■ **PROBLEM REQUIREMENTS**
Copy out the listing that follows exactly, dropping every picture.

■ **ITEMS**
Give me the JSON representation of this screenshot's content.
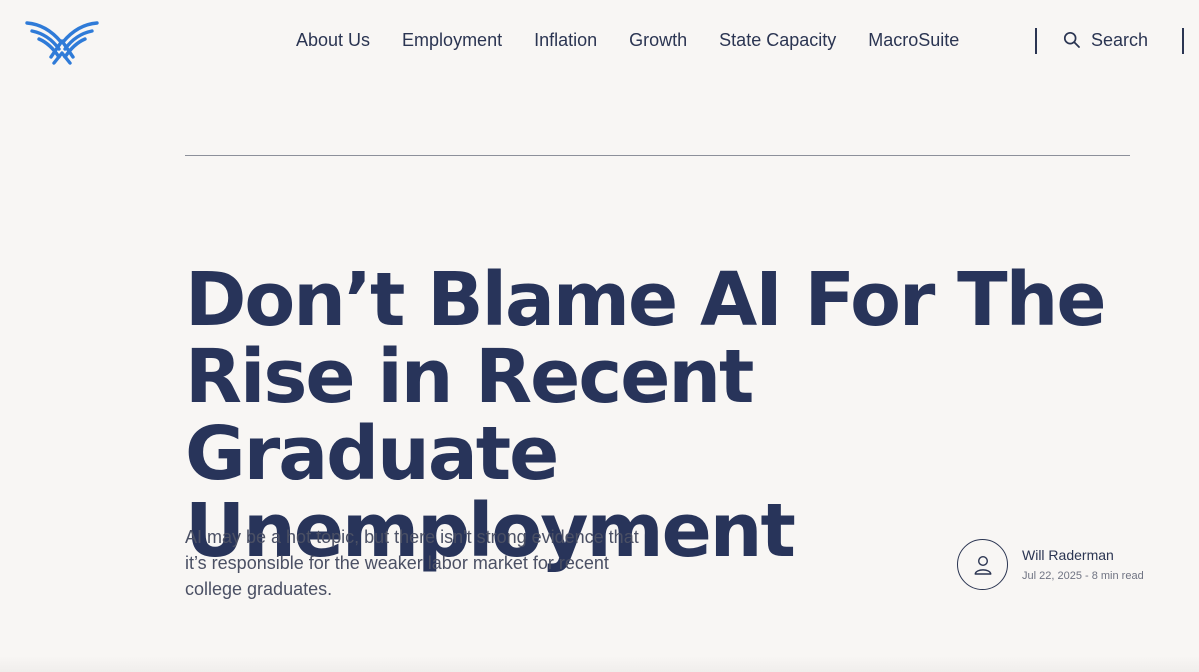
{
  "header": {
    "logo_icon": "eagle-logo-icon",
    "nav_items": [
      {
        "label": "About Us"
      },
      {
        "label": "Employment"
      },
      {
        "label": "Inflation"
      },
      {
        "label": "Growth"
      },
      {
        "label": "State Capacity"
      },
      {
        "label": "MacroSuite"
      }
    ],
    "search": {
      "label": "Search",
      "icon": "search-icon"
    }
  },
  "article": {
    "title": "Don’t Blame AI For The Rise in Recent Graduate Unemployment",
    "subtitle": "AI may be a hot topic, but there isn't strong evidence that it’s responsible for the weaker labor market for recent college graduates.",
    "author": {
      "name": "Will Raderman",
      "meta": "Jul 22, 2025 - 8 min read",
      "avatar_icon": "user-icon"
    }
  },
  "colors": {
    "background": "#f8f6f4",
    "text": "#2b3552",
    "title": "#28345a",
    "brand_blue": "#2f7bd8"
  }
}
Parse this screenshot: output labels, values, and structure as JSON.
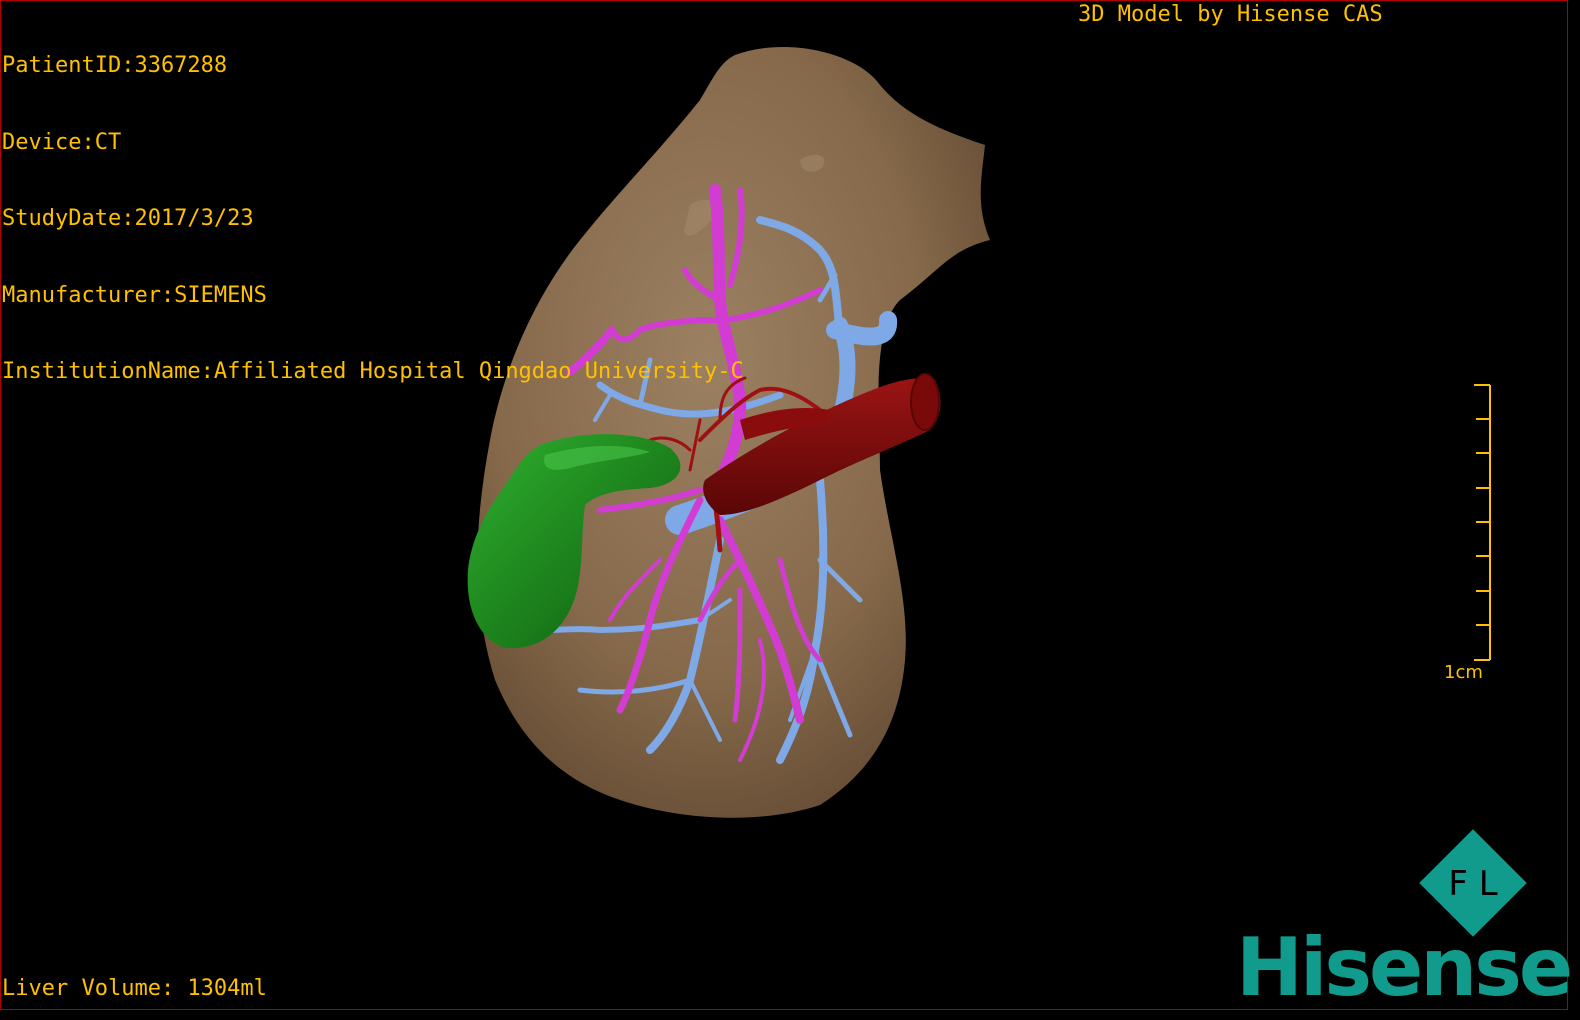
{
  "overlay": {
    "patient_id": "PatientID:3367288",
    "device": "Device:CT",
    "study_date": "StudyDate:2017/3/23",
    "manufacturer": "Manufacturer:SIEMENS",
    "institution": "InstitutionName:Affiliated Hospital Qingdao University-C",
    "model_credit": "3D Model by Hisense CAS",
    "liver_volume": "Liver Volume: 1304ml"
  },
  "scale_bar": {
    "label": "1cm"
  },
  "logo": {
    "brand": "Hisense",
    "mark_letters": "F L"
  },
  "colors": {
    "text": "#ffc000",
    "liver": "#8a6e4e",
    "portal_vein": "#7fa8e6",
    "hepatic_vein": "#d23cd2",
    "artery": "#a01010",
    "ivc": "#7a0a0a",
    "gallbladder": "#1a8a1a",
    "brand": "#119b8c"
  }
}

■ **FINAL ANSWER**
Give me the JSON representation of this screenshot's content.
{
  "header": {
    "logo_icon": "eagle-logo-icon",
    "nav_items": [
      {
        "label": "About Us"
      },
      {
        "label": "Employment"
      },
      {
        "label": "Inflation"
      },
      {
        "label": "Growth"
      },
      {
        "label": "State Capacity"
      },
      {
        "label": "MacroSuite"
      }
    ],
    "search": {
      "label": "Search",
      "icon": "search-icon"
    }
  },
  "article": {
    "title": "Don’t Blame AI For The Rise in Recent Graduate Unemployment",
    "subtitle": "AI may be a hot topic, but there isn't strong evidence that it’s responsible for the weaker labor market for recent college graduates.",
    "author": {
      "name": "Will Raderman",
      "meta": "Jul 22, 2025 - 8 min read",
      "avatar_icon": "user-icon"
    }
  },
  "colors": {
    "background": "#f8f6f4",
    "text": "#2b3552",
    "title": "#28345a",
    "brand_blue": "#2f7bd8"
  }
}
Parse this screenshot: output labels, values, and structure as JSON.
{
  "overlay": {
    "patient_id": "PatientID:3367288",
    "device": "Device:CT",
    "study_date": "StudyDate:2017/3/23",
    "manufacturer": "Manufacturer:SIEMENS",
    "institution": "InstitutionName:Affiliated Hospital Qingdao University-C",
    "model_credit": "3D Model by Hisense CAS",
    "liver_volume": "Liver Volume: 1304ml"
  },
  "scale_bar": {
    "label": "1cm"
  },
  "logo": {
    "brand": "Hisense",
    "mark_letters": "F L"
  },
  "colors": {
    "text": "#ffc000",
    "liver": "#8a6e4e",
    "portal_vein": "#7fa8e6",
    "hepatic_vein": "#d23cd2",
    "artery": "#a01010",
    "ivc": "#7a0a0a",
    "gallbladder": "#1a8a1a",
    "brand": "#119b8c"
  }
}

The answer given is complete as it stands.